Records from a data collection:
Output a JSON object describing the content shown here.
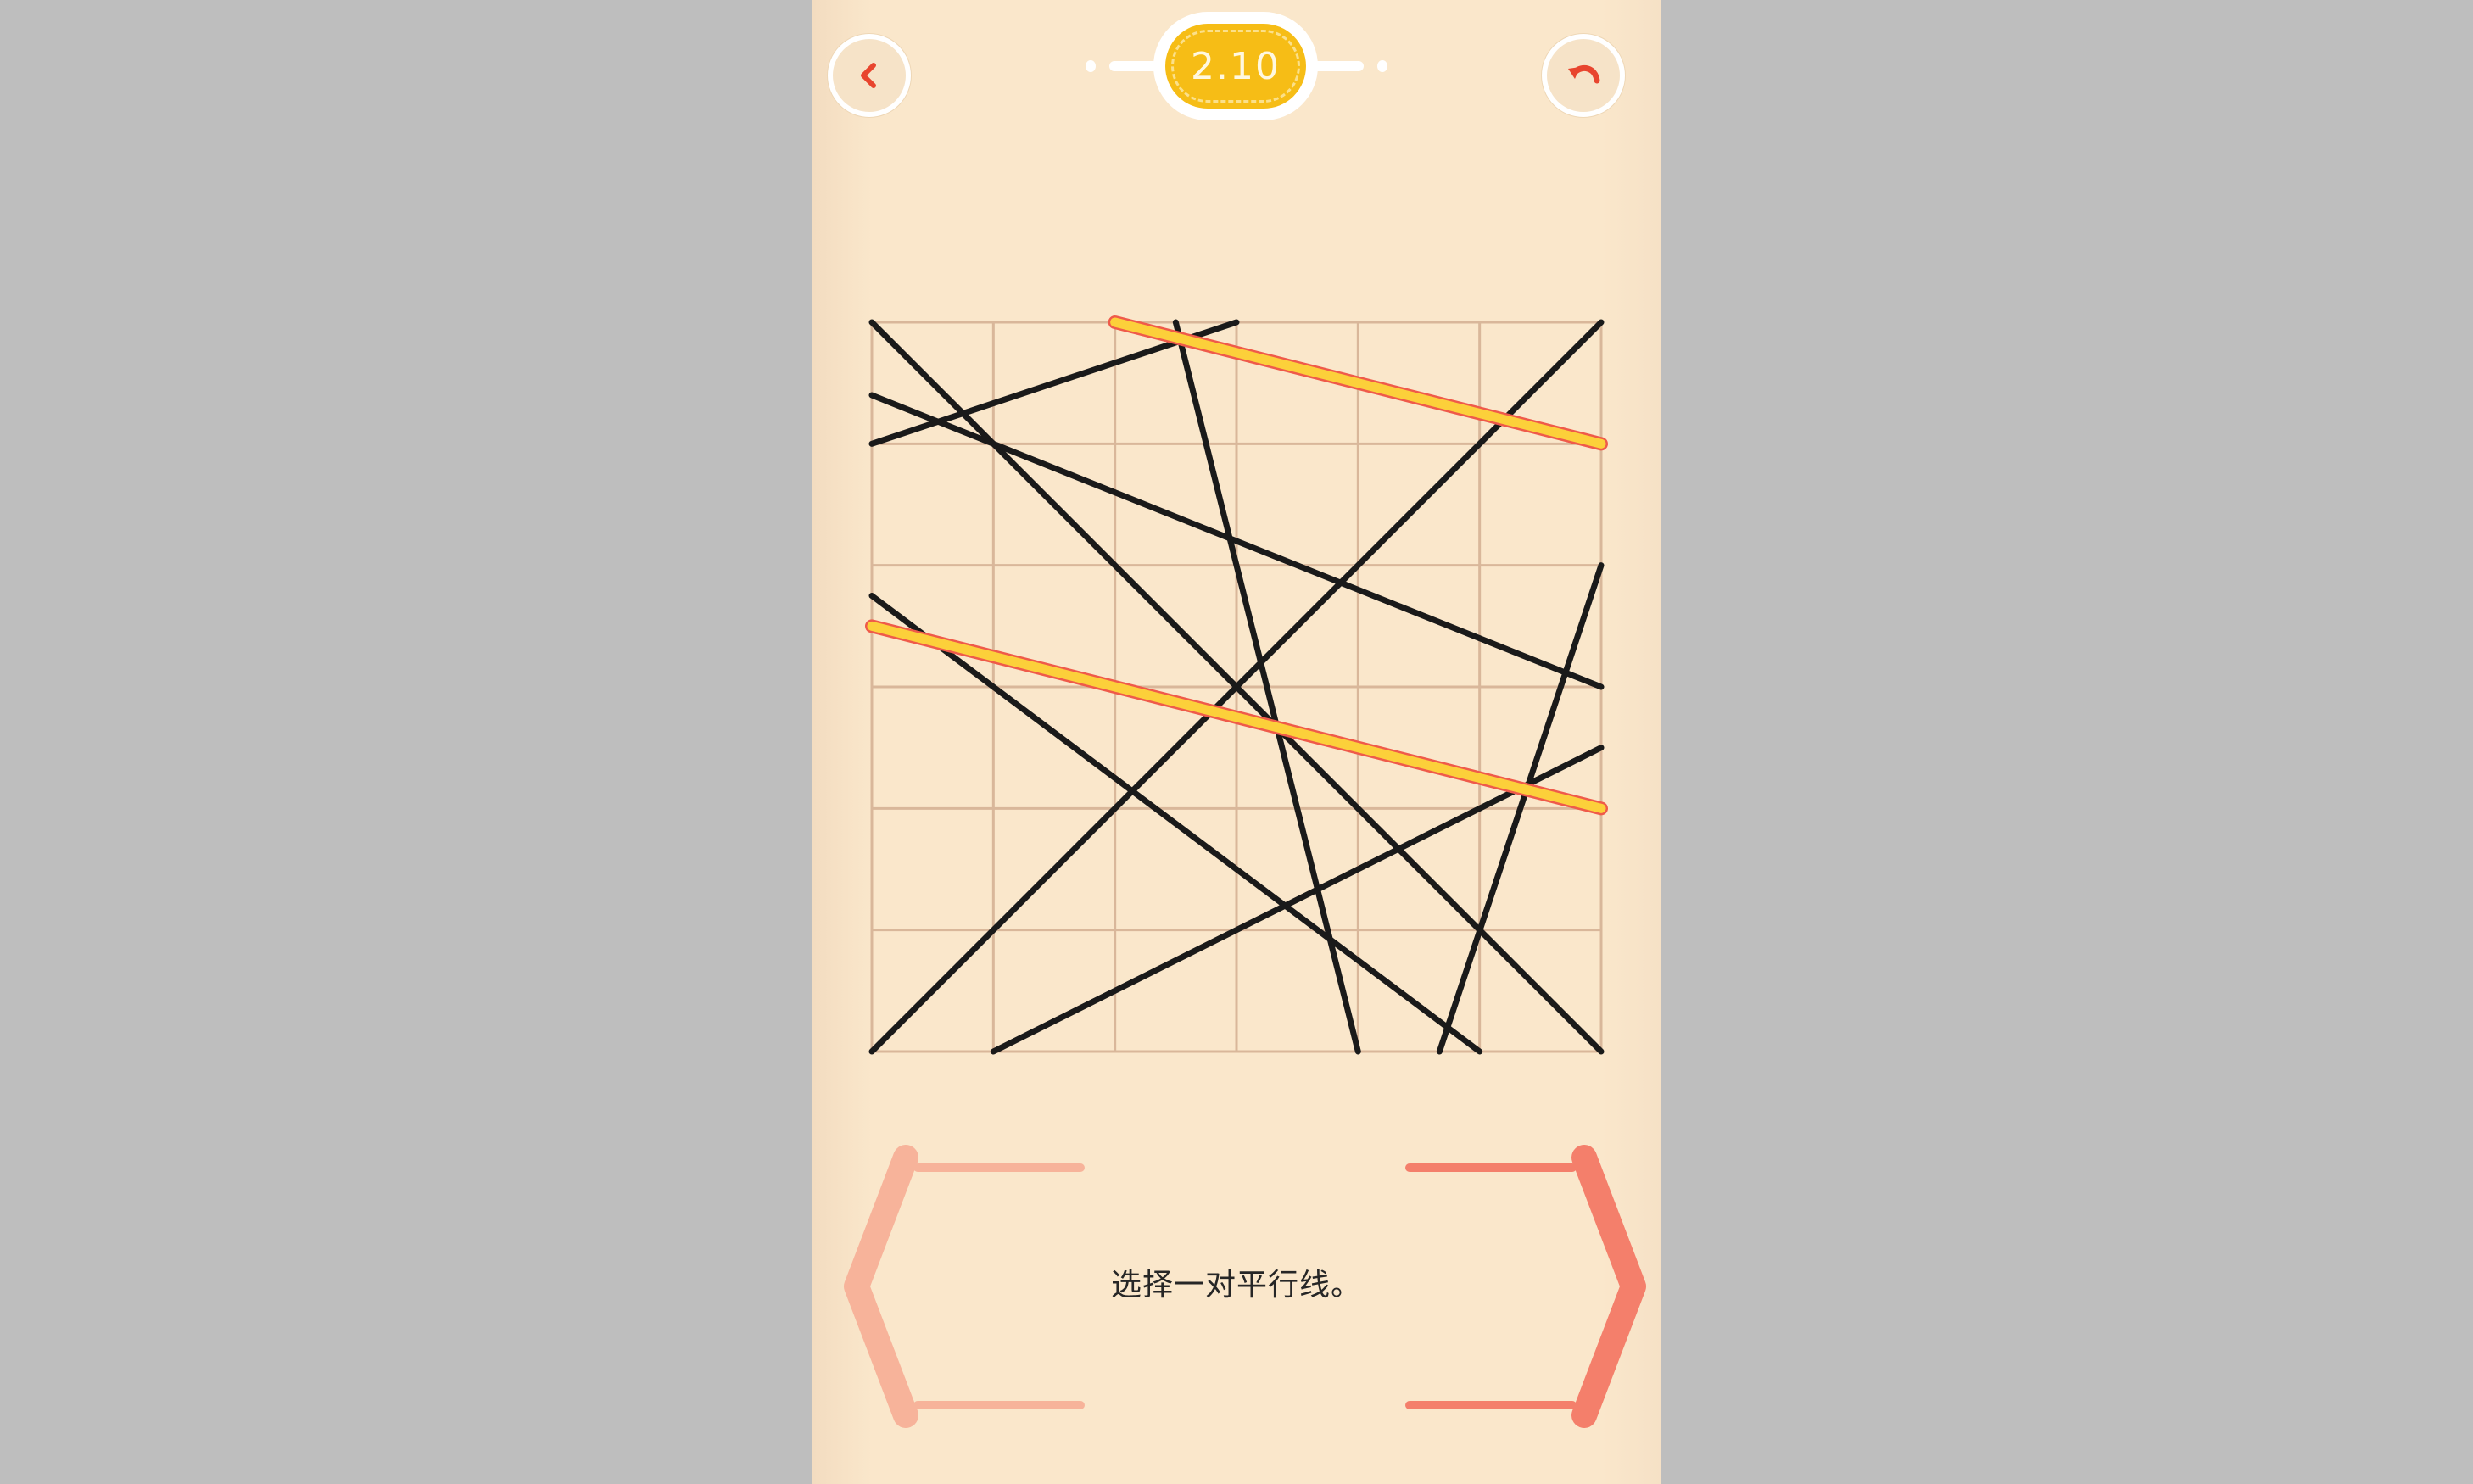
{
  "header": {
    "back_icon": "chevron-left-icon",
    "undo_icon": "undo-icon",
    "level": "2.10",
    "accent_color": "#f6bd16",
    "icon_color": "#e8452e"
  },
  "puzzle": {
    "grid_cells": 6,
    "line_color": "#1a1a1a",
    "highlight_color": "#fcd03a",
    "highlight_outline": "#ef5a4a",
    "lines": [
      {
        "from": [
          0,
          0
        ],
        "to": [
          6,
          6
        ],
        "selected": false
      },
      {
        "from": [
          0,
          6
        ],
        "to": [
          6,
          0
        ],
        "selected": false
      },
      {
        "from": [
          0,
          1
        ],
        "to": [
          3,
          0
        ],
        "selected": false
      },
      {
        "from": [
          0,
          0.6
        ],
        "to": [
          6,
          3
        ],
        "selected": false
      },
      {
        "from": [
          2.5,
          0
        ],
        "to": [
          4,
          6
        ],
        "selected": false
      },
      {
        "from": [
          0,
          2.25
        ],
        "to": [
          5,
          6
        ],
        "selected": false
      },
      {
        "from": [
          1,
          6
        ],
        "to": [
          6,
          3.5
        ],
        "selected": false
      },
      {
        "from": [
          4.67,
          6
        ],
        "to": [
          6,
          2
        ],
        "selected": false
      },
      {
        "from": [
          2,
          0
        ],
        "to": [
          6,
          1
        ],
        "selected": true
      },
      {
        "from": [
          0,
          2.5
        ],
        "to": [
          6,
          4
        ],
        "selected": true
      }
    ]
  },
  "instruction": "选择一对平行线。",
  "nav": {
    "prev_icon": "bracket-left-icon",
    "next_icon": "bracket-right-icon",
    "prev_color": "#f7b39a",
    "next_color": "#f47f6b"
  }
}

Goal: In your copy of the listing above, reproduce each line exactly and omit all pictures.

Correct result:
Output a JSON object describing the content shown here.
{
  "header": {
    "back_icon": "chevron-left-icon",
    "undo_icon": "undo-icon",
    "level": "2.10",
    "accent_color": "#f6bd16",
    "icon_color": "#e8452e"
  },
  "puzzle": {
    "grid_cells": 6,
    "line_color": "#1a1a1a",
    "highlight_color": "#fcd03a",
    "highlight_outline": "#ef5a4a",
    "lines": [
      {
        "from": [
          0,
          0
        ],
        "to": [
          6,
          6
        ],
        "selected": false
      },
      {
        "from": [
          0,
          6
        ],
        "to": [
          6,
          0
        ],
        "selected": false
      },
      {
        "from": [
          0,
          1
        ],
        "to": [
          3,
          0
        ],
        "selected": false
      },
      {
        "from": [
          0,
          0.6
        ],
        "to": [
          6,
          3
        ],
        "selected": false
      },
      {
        "from": [
          2.5,
          0
        ],
        "to": [
          4,
          6
        ],
        "selected": false
      },
      {
        "from": [
          0,
          2.25
        ],
        "to": [
          5,
          6
        ],
        "selected": false
      },
      {
        "from": [
          1,
          6
        ],
        "to": [
          6,
          3.5
        ],
        "selected": false
      },
      {
        "from": [
          4.67,
          6
        ],
        "to": [
          6,
          2
        ],
        "selected": false
      },
      {
        "from": [
          2,
          0
        ],
        "to": [
          6,
          1
        ],
        "selected": true
      },
      {
        "from": [
          0,
          2.5
        ],
        "to": [
          6,
          4
        ],
        "selected": true
      }
    ]
  },
  "instruction": "选择一对平行线。",
  "nav": {
    "prev_icon": "bracket-left-icon",
    "next_icon": "bracket-right-icon",
    "prev_color": "#f7b39a",
    "next_color": "#f47f6b"
  }
}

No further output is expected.